(Dataset items)
_ _ _ _ _
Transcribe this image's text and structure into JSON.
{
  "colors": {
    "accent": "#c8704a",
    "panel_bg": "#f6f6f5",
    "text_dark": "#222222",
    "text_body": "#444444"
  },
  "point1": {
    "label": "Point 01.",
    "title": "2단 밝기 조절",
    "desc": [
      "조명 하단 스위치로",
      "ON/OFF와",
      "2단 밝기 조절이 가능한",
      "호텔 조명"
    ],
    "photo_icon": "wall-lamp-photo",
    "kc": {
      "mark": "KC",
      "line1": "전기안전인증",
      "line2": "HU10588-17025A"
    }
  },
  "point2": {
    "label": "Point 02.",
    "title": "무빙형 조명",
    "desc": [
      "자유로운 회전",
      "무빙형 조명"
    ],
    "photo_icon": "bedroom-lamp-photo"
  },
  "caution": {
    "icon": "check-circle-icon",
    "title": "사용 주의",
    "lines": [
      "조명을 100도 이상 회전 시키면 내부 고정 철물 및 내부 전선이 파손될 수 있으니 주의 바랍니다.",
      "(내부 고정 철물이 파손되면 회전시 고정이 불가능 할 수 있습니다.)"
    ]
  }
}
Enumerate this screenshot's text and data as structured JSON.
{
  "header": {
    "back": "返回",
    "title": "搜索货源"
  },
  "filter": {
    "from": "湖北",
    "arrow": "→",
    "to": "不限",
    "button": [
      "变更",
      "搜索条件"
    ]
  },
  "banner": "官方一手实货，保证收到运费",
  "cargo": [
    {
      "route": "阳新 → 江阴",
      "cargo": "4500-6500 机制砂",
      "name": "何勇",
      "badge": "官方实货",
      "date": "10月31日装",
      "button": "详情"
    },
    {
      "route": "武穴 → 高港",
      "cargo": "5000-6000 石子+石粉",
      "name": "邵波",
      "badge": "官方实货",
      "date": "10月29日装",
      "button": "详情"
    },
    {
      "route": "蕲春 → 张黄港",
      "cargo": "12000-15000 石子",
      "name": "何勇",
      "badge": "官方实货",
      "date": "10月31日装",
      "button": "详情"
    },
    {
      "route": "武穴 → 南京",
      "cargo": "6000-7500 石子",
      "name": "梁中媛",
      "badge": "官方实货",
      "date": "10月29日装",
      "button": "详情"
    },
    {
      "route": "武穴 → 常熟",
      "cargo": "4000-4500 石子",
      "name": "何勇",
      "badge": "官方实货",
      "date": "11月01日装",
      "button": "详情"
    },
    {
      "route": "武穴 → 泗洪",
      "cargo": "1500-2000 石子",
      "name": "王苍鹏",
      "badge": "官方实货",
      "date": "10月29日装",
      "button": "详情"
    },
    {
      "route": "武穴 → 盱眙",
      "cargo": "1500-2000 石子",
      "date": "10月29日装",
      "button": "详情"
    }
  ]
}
_ _ _ _ _
Task instructions: Look through the listing above. Pick out each line with "lamp" and copy it.

Problem solution:
    "photo_icon": "wall-lamp-photo",
    "photo_icon": "bedroom-lamp-photo"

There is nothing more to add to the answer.